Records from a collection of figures
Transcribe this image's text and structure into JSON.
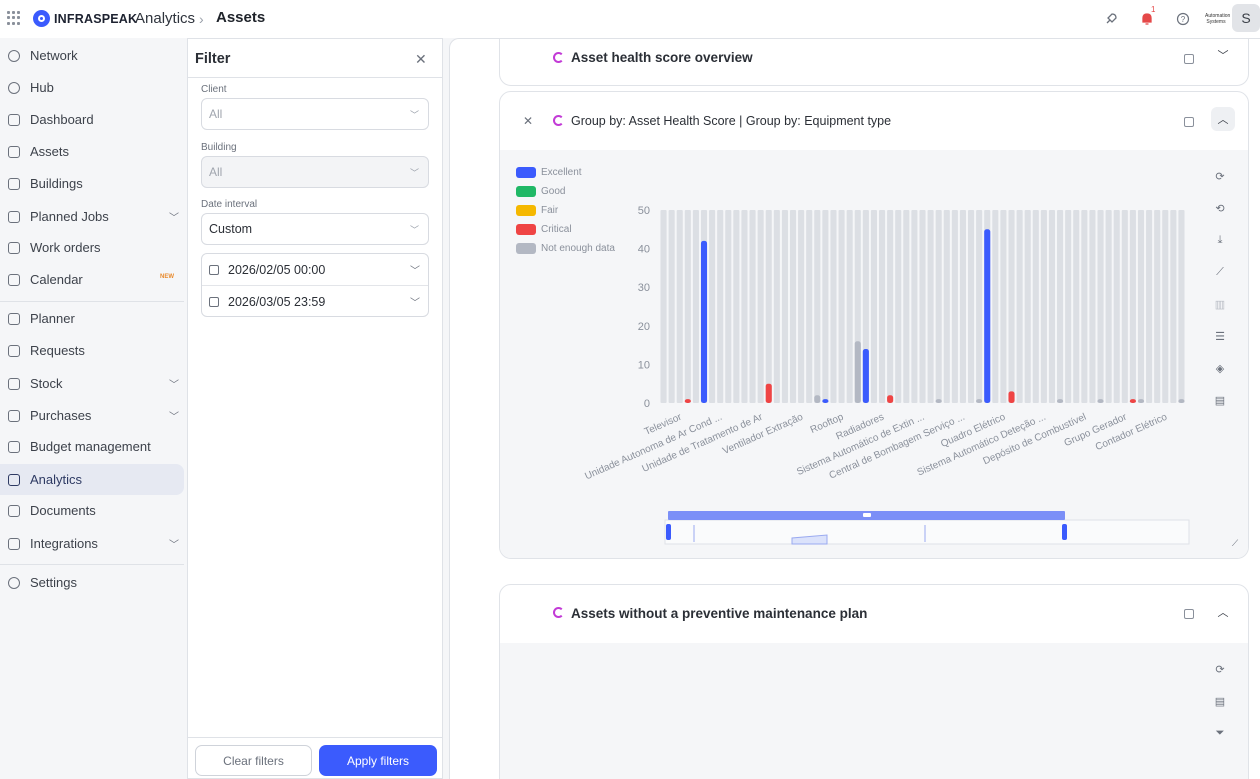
{
  "topbar": {
    "brand": "INFRASPEAK",
    "breadcrumb_parent": "Analytics",
    "breadcrumb_current": "Assets",
    "notification_count": "1",
    "org_logo_text": "Automation\nSystems",
    "avatar_initial": "S",
    "icons": [
      "apps-grid-icon",
      "rocket-icon",
      "bell-icon",
      "help-icon"
    ]
  },
  "sidebar": {
    "items": [
      {
        "label": "Network",
        "icon": "network-icon"
      },
      {
        "label": "Hub",
        "icon": "hub-icon"
      },
      {
        "label": "Dashboard",
        "icon": "dashboard-icon"
      },
      {
        "label": "Assets",
        "icon": "assets-icon"
      },
      {
        "label": "Buildings",
        "icon": "buildings-icon"
      },
      {
        "label": "Planned Jobs",
        "icon": "planned-jobs-icon",
        "expandable": true
      },
      {
        "label": "Work orders",
        "icon": "work-orders-icon"
      },
      {
        "label": "Calendar",
        "icon": "calendar-icon",
        "badge": "NEW"
      },
      {
        "label": "Planner",
        "icon": "planner-icon"
      },
      {
        "label": "Requests",
        "icon": "requests-icon"
      },
      {
        "label": "Stock",
        "icon": "stock-icon",
        "expandable": true
      },
      {
        "label": "Purchases",
        "icon": "purchases-icon",
        "expandable": true
      },
      {
        "label": "Budget management",
        "icon": "budget-icon"
      },
      {
        "label": "Analytics",
        "icon": "analytics-icon",
        "active": true
      },
      {
        "label": "Documents",
        "icon": "documents-icon"
      },
      {
        "label": "Integrations",
        "icon": "integrations-icon",
        "expandable": true
      },
      {
        "label": "Settings",
        "icon": "settings-icon"
      }
    ]
  },
  "filter": {
    "title": "Filter",
    "client_label": "Client",
    "client_value": "All",
    "building_label": "Building",
    "building_value": "All",
    "date_interval_label": "Date interval",
    "date_interval_value": "Custom",
    "date_from": "2026/02/05 00:00",
    "date_to": "2026/03/05 23:59",
    "clear_label": "Clear filters",
    "apply_label": "Apply filters"
  },
  "cards": {
    "overview_title": "Asset health score overview",
    "group_title": "Group by: Asset Health Score | Group by: Equipment type",
    "no_plan_title": "Assets without a preventive maintenance plan"
  },
  "colors": {
    "excellent": "#3b5bfd",
    "good": "#20b866",
    "fair": "#f5b800",
    "critical": "#ef4444",
    "not_enough": "#b3b8c3",
    "accent": "#3b5bfd"
  },
  "chart_data": {
    "type": "bar",
    "legend": [
      "Excellent",
      "Good",
      "Fair",
      "Critical",
      "Not enough data"
    ],
    "ylim": [
      0,
      50
    ],
    "yticks": [
      0,
      10,
      20,
      30,
      40,
      50
    ],
    "categories": [
      "Televisor",
      "Unidade Autonoma de Ar Cond ...",
      "Unidade de Tratamento de Ar",
      "Ventilador Extração",
      "Rooftop",
      "Radiadores",
      "Sistema Automático de Extin ...",
      "Central de Bombagem Serviço ...",
      "Quadro Elétrico",
      "Sistema Automático Deteção ...",
      "Depósito de Combustível",
      "Grupo Gerador",
      "Contador Elétrico"
    ],
    "series": [
      {
        "name": "Excellent",
        "values": [
          0,
          42,
          0,
          0,
          1,
          14,
          0,
          0,
          45,
          0,
          0,
          0,
          0
        ]
      },
      {
        "name": "Good",
        "values": [
          0,
          0,
          0,
          0,
          0,
          0,
          0,
          0,
          0,
          0,
          0,
          0,
          0
        ]
      },
      {
        "name": "Fair",
        "values": [
          0,
          0,
          0,
          0,
          0,
          0,
          0,
          0,
          0,
          0,
          0,
          0,
          0
        ]
      },
      {
        "name": "Critical",
        "values": [
          1,
          0,
          5,
          0,
          0,
          2,
          0,
          0,
          3,
          0,
          0,
          1,
          0
        ]
      },
      {
        "name": "Not enough data",
        "values": [
          0,
          0,
          0,
          2,
          16,
          0,
          1,
          1,
          0,
          1,
          1,
          1,
          1
        ]
      }
    ]
  }
}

THE REQUEST
Provide the number of lines in the entries that include "type", and no other text.

PROBLEM SOLUTION
2